■ **Task description**:
Exactly reproduce the lines that follow.

■ **Lines of data**:
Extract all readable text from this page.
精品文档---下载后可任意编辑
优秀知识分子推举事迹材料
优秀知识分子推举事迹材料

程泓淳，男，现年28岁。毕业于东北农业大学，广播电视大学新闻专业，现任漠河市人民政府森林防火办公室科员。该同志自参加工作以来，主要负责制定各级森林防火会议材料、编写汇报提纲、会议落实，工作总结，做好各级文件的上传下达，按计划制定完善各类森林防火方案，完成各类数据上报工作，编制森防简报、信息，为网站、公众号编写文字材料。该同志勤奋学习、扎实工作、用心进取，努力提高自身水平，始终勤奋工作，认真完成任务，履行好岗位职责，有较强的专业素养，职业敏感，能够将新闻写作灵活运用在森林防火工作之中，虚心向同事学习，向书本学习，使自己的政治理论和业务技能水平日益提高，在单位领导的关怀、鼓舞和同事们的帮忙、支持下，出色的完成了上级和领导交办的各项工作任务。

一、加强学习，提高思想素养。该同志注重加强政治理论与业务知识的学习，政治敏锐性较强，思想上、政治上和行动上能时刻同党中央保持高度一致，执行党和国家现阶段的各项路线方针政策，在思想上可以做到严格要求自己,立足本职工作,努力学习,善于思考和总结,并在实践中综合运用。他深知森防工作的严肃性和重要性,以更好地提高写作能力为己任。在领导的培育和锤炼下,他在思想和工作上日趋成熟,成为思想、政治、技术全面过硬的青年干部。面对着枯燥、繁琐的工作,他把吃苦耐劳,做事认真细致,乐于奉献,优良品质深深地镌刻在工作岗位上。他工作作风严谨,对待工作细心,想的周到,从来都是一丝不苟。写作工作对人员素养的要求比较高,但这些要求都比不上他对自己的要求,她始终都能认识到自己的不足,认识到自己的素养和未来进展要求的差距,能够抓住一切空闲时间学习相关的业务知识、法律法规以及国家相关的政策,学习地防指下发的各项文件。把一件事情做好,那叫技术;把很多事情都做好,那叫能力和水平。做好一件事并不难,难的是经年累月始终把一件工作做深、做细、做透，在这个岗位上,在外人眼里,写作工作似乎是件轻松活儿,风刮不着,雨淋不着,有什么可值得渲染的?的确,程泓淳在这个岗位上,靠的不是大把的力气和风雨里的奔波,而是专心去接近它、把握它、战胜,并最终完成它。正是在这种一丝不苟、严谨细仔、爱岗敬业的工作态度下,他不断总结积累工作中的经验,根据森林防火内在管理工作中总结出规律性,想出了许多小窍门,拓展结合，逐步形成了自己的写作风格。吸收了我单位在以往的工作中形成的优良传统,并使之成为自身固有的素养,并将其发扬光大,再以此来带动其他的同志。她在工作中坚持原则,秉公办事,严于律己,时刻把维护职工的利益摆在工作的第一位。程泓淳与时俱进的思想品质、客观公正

■ **Task response**:
Extract all readable text from this page.
精品文档---下载后可任意编辑
优秀知识分子推举事迹材料
优秀知识分子推举事迹材料

程泓淳，男，现年28岁。毕业于东北农业大学，广播电视大学新闻专业，现任漠河市人民政府森林防火办公室科员。该同志自参加工作以来，主要负责制定各级森林防火会议材料、编写汇报提纲、会议落实，工作总结，做好各级文件的上传下达，按计划制定完善各类森林防火方案，完成各类数据上报工作，编制森防简报、信息，为网站、公众号编写文字材料。该同志勤奋学习、扎实工作、用心进取，努力提高自身水平，始终勤奋工作，认真完成任务，履行好岗位职责，有较强的专业素养，职业敏感，能够将新闻写作灵活运用在森林防火工作之中，虚心向同事学习，向书本学习，使自己的政治理论和业务技能水平日益提高，在单位领导的关怀、鼓舞和同事们的帮忙、支持下，出色的完成了上级和领导交办的各项工作任务。

一、加强学习，提高思想素养。该同志注重加强政治理论与业务知识的学习，政治敏锐性较强，思想上、政治上和行动上能时刻同党中央保持高度一致，执行党和国家现阶段的各项路线方针政策，在思想上可以做到严格要求自己,立足本职工作,努力学习,善于思考和总结,并在实践中综合运用。他深知森防工作的严肃性和重要性,以更好地提高写作能力为己任。在领导的培育和锤炼下,他在思想和工作上日趋成熟,成为思想、政治、技术全面过硬的青年干部。面对着枯燥、繁琐的工作,他把吃苦耐劳,做事认真细致,乐于奉献,优良品质深深地镌刻在工作岗位上。他工作作风严谨,对待工作细心,想的周到,从来都是一丝不苟。写作工作对人员素养的要求比较高,但这些要求都比不上他对自己的要求,她始终都能认识到自己的不足,认识到自己的素养和未来进展要求的差距,能够抓住一切空闲时间学习相关的业务知识、法律法规以及国家相关的政策,学习地防指下发的各项文件。把一件事情做好,那叫技术;把很多事情都做好,那叫能力和水平。做好一件事并不难,难的是经年累月始终把一件工作做深、做细、做透，在这个岗位上,在外人眼里,写作工作似乎是件轻松活儿,风刮不着,雨淋不着,有什么可值得渲染的?的确,程泓淳在这个岗位上,靠的不是大把的力气和风雨里的奔波,而是专心去接近它、把握它、战胜,并最终完成它。正是在这种一丝不苟、严谨细仔、爱岗敬业的工作态度下,他不断总结积累工作中的经验,根据森林防火内在管理工作中总结出规律性,想出了许多小窍门,拓展结合，逐步形成了自己的写作风格。吸收了我单位在以往的工作中形成的优良传统,并使之成为自身固有的素养,并将其发扬光大,再以此来带动其他的同志。她在工作中坚持原则,秉公办事,严于律己,时刻把维护职工的利益摆在工作的第一位。程泓淳与时俱进的思想品质、客观公正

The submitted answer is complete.